WORK TO DO:
Please copy the items below, putting "bullet-marker" wherever "bullet-icon" appears and changing nothing else. Leave the pictures out.

========================================================================

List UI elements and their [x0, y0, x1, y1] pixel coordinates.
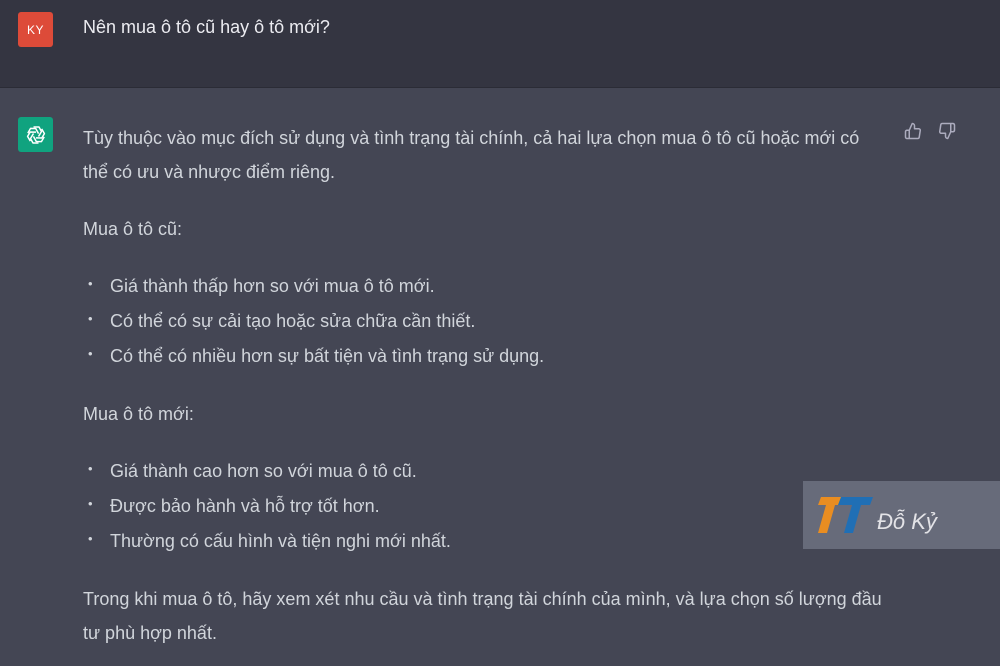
list-item: • Được bảo hành và hỗ trợ tốt hơn.: [88, 496, 380, 516]
user-avatar: KY: [18, 12, 53, 47]
user-message-text: Nên mua ô tô cũ hay ô tô mới?: [83, 17, 330, 37]
assistant-answer: Tùy thuộc vào mục đích sử dụng và tình t…: [83, 121, 883, 650]
section-heading-used-car: Mua ô tô cũ:: [83, 219, 183, 239]
list-item: • Có thể có nhiều hơn sự bất tiện và tình…: [88, 346, 545, 366]
openai-logo-icon: [18, 117, 53, 152]
bullet-icon: •: [88, 496, 93, 511]
watermark-logo-icon: [818, 497, 873, 533]
chat-page: KY Nên mua ô tô cũ hay ô tô mới? Tùy thu…: [0, 0, 1000, 666]
section-heading-new-car: Mua ô tô mới:: [83, 404, 194, 424]
assistant-message-row: Tùy thuộc vào mục đích sử dụng và tình t…: [0, 88, 1000, 666]
user-message-row: KY Nên mua ô tô cũ hay ô tô mới?: [0, 0, 1000, 88]
used-car-list: • Giá thành thấp hơn so với mua ô tô mới.…: [83, 269, 883, 374]
watermark-text: Đỗ Kỷ: [877, 509, 937, 534]
thumbs-down-icon[interactable]: [936, 120, 958, 142]
watermark: Đỗ Kỷ: [803, 481, 1000, 549]
bullet-icon: •: [88, 531, 93, 546]
new-car-list: • Giá thành cao hơn so với mua ô tô cũ. •…: [83, 454, 883, 559]
thumbs-up-icon[interactable]: [902, 120, 924, 142]
list-item: • Giá thành thấp hơn so với mua ô tô mới.: [88, 276, 435, 296]
feedback-buttons: [902, 120, 958, 142]
bullet-icon: •: [88, 461, 93, 476]
answer-intro: Tùy thuộc vào mục đích sử dụng và tình t…: [83, 128, 860, 182]
list-item: • Có thể có sự cải tạo hoặc sửa chữa cần …: [88, 311, 476, 331]
list-item: • Thường có cấu hình và tiện nghi mới nhấ…: [88, 531, 451, 551]
list-item: • Giá thành cao hơn so với mua ô tô cũ.: [88, 461, 417, 481]
bullet-icon: •: [88, 346, 93, 361]
bullet-icon: •: [88, 311, 93, 326]
answer-conclusion: Trong khi mua ô tô, hãy xem xét nhu cầu …: [83, 589, 882, 643]
bullet-icon: •: [88, 276, 93, 291]
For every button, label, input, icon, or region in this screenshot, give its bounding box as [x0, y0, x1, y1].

========================================================================

RESULT FOR THIS EXERCISE:
List UI elements and their [x0, y0, x1, y1] pixel coordinates.
list-item: • Được bảo hành và hỗ trợ tốt hơn.: [88, 496, 380, 516]
user-avatar: KY: [18, 12, 53, 47]
user-message-text: Nên mua ô tô cũ hay ô tô mới?: [83, 17, 330, 37]
assistant-answer: Tùy thuộc vào mục đích sử dụng và tình t…: [83, 121, 883, 650]
section-heading-used-car: Mua ô tô cũ:: [83, 219, 183, 239]
list-item: • Có thể có nhiều hơn sự bất tiện và tình…: [88, 346, 545, 366]
openai-logo-icon: [18, 117, 53, 152]
bullet-marker: •: [88, 496, 93, 511]
watermark-logo-icon: [818, 497, 873, 533]
chat-page: KY Nên mua ô tô cũ hay ô tô mới? Tùy thu…: [0, 0, 1000, 666]
section-heading-new-car: Mua ô tô mới:: [83, 404, 194, 424]
assistant-message-row: Tùy thuộc vào mục đích sử dụng và tình t…: [0, 88, 1000, 666]
user-message-row: KY Nên mua ô tô cũ hay ô tô mới?: [0, 0, 1000, 88]
used-car-list: • Giá thành thấp hơn so với mua ô tô mới.…: [83, 269, 883, 374]
watermark-text: Đỗ Kỷ: [877, 509, 937, 534]
thumbs-down-icon[interactable]: [936, 120, 958, 142]
watermark: Đỗ Kỷ: [803, 481, 1000, 549]
bullet-marker: •: [88, 531, 93, 546]
new-car-list: • Giá thành cao hơn so với mua ô tô cũ. •…: [83, 454, 883, 559]
thumbs-up-icon[interactable]: [902, 120, 924, 142]
list-item: • Giá thành thấp hơn so với mua ô tô mới.: [88, 276, 435, 296]
feedback-buttons: [902, 120, 958, 142]
bullet-marker: •: [88, 461, 93, 476]
answer-intro: Tùy thuộc vào mục đích sử dụng và tình t…: [83, 128, 860, 182]
list-item: • Có thể có sự cải tạo hoặc sửa chữa cần …: [88, 311, 476, 331]
list-item: • Thường có cấu hình và tiện nghi mới nhấ…: [88, 531, 451, 551]
list-item: • Giá thành cao hơn so với mua ô tô cũ.: [88, 461, 417, 481]
bullet-marker: •: [88, 346, 93, 361]
bullet-marker: •: [88, 311, 93, 326]
answer-conclusion: Trong khi mua ô tô, hãy xem xét nhu cầu …: [83, 589, 882, 643]
bullet-marker: •: [88, 276, 93, 291]
For every button, label, input, icon, or region in this screenshot, give its bounding box as [x0, y0, x1, y1].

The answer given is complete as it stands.